» **What this task involves**:
Show every line where "label" occurs.

--- start Working data ---

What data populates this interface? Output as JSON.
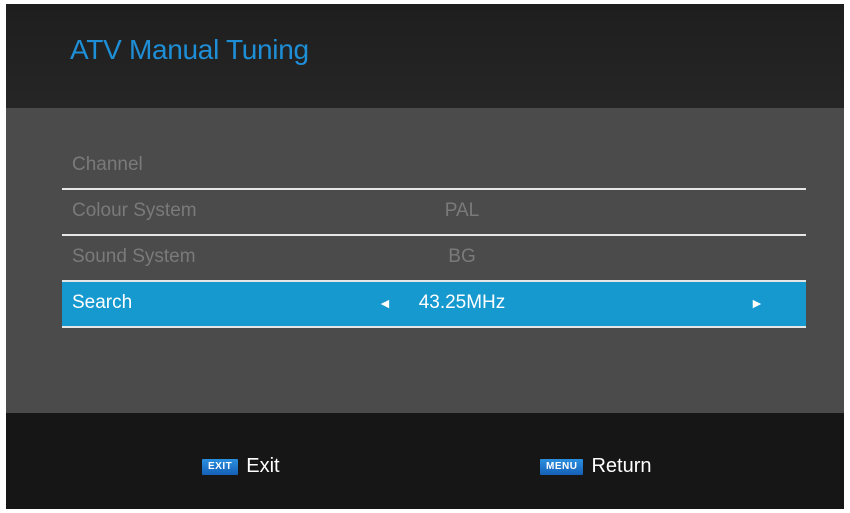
{
  "header": {
    "title": "ATV Manual Tuning"
  },
  "menu": {
    "rows": [
      {
        "label": "Channel",
        "value": ""
      },
      {
        "label": "Colour System",
        "value": "PAL"
      },
      {
        "label": "Sound System",
        "value": "BG"
      },
      {
        "label": "Search",
        "value": "43.25MHz",
        "selected": true
      }
    ]
  },
  "arrows": {
    "left": "◄",
    "right": "►"
  },
  "footer": {
    "exit": {
      "badge": "EXIT",
      "label": "Exit"
    },
    "menu": {
      "badge": "MENU",
      "label": "Return"
    }
  },
  "colors": {
    "accent": "#1e8fd6",
    "selected_row": "#1599cf",
    "panel": "#4b4b4b"
  }
}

--- end Working data ---

» **Task solution**:
        "label": "Channel",
        "label": "Colour System",
        "label": "Sound System",
        "label": "Search",
      "label": "Exit"
      "label": "Return"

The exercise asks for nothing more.